#### [Aim of the exercise]
Write out exactly, with no other output, the lines below from the one that contains "Type out the text in this image." through the end.

** Begin **

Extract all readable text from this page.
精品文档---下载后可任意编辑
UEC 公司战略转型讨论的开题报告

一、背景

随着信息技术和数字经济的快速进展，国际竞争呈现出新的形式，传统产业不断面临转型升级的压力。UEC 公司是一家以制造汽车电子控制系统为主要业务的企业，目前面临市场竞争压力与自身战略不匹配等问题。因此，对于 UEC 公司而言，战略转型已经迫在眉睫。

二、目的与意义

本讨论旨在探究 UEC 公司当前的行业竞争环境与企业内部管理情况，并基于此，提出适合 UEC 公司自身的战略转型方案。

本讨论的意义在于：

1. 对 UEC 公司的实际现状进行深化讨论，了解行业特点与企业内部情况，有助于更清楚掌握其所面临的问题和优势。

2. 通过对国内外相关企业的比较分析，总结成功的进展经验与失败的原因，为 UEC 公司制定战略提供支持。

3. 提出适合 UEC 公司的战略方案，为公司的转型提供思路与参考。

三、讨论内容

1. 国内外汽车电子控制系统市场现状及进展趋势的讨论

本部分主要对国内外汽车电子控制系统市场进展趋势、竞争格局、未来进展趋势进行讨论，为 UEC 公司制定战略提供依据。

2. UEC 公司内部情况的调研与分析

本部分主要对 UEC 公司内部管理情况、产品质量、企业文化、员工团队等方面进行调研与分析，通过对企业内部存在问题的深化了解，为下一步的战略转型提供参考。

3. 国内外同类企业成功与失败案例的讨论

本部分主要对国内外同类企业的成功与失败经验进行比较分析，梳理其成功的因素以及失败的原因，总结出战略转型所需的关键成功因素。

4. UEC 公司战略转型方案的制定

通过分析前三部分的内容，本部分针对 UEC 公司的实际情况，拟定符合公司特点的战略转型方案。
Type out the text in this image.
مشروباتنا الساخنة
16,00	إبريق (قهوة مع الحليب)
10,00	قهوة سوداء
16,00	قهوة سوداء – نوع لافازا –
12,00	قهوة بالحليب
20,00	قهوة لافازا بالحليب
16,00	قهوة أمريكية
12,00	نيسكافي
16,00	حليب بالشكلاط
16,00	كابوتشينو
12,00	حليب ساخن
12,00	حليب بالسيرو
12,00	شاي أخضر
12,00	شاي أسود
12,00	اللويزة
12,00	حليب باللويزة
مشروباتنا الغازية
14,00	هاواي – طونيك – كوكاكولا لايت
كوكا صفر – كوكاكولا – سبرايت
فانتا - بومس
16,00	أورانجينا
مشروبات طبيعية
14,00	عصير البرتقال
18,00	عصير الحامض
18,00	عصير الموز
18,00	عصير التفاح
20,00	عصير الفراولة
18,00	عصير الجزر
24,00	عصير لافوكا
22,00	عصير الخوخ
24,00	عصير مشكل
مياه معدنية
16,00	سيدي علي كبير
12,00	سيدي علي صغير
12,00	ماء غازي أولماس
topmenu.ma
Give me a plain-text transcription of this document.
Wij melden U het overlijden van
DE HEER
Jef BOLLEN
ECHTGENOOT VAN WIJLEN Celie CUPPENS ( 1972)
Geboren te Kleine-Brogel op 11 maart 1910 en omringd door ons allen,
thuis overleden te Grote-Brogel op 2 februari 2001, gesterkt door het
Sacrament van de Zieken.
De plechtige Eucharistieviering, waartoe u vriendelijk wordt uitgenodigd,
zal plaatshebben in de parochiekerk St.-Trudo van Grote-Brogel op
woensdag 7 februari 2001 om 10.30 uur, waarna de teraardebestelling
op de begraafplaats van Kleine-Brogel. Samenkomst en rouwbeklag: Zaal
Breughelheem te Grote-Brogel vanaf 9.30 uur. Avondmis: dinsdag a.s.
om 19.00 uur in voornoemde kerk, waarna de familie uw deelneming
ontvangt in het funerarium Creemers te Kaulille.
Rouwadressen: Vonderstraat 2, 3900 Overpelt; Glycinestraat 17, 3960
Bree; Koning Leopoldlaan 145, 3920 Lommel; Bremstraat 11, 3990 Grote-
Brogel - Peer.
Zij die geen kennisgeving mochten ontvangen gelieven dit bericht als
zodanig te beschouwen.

** End **

#### [Result of this exercise]
Type out the text in this image.
مشروباتنا الساخنة
16,00	إبريق (قهوة مع الحليب)
10,00	قهوة سوداء
16,00	قهوة سوداء – نوع لافازا –
12,00	قهوة بالحليب
20,00	قهوة لافازا بالحليب
16,00	قهوة أمريكية
12,00	نيسكافي
16,00	حليب بالشكلاط
16,00	كابوتشينو
12,00	حليب ساخن
12,00	حليب بالسيرو
12,00	شاي أخضر
12,00	شاي أسود
12,00	اللويزة
12,00	حليب باللويزة
مشروباتنا الغازية
14,00	هاواي – طونيك – كوكاكولا لايت
كوكا صفر – كوكاكولا – سبرايت
فانتا - بومس
16,00	أورانجينا
مشروبات طبيعية
14,00	عصير البرتقال
18,00	عصير الحامض
18,00	عصير الموز
18,00	عصير التفاح
20,00	عصير الفراولة
18,00	عصير الجزر
24,00	عصير لافوكا
22,00	عصير الخوخ
24,00	عصير مشكل
مياه معدنية
16,00	سيدي علي كبير
12,00	سيدي علي صغير
12,00	ماء غازي أولماس
topmenu.ma
Give me a plain-text transcription of this document.
Wij melden U het overlijden van
DE HEER
Jef BOLLEN
ECHTGENOOT VAN WIJLEN Celie CUPPENS ( 1972)
Geboren te Kleine-Brogel op 11 maart 1910 en omringd door ons allen,
thuis overleden te Grote-Brogel op 2 februari 2001, gesterkt door het
Sacrament van de Zieken.
De plechtige Eucharistieviering, waartoe u vriendelijk wordt uitgenodigd,
zal plaatshebben in de parochiekerk St.-Trudo van Grote-Brogel op
woensdag 7 februari 2001 om 10.30 uur, waarna de teraardebestelling
op de begraafplaats van Kleine-Brogel. Samenkomst en rouwbeklag: Zaal
Breughelheem te Grote-Brogel vanaf 9.30 uur. Avondmis: dinsdag a.s.
om 19.00 uur in voornoemde kerk, waarna de familie uw deelneming
ontvangt in het funerarium Creemers te Kaulille.
Rouwadressen: Vonderstraat 2, 3900 Overpelt; Glycinestraat 17, 3960
Bree; Koning Leopoldlaan 145, 3920 Lommel; Bremstraat 11, 3990 Grote-
Brogel - Peer.
Zij die geen kennisgeving mochten ontvangen gelieven dit bericht als
zodanig te beschouwen.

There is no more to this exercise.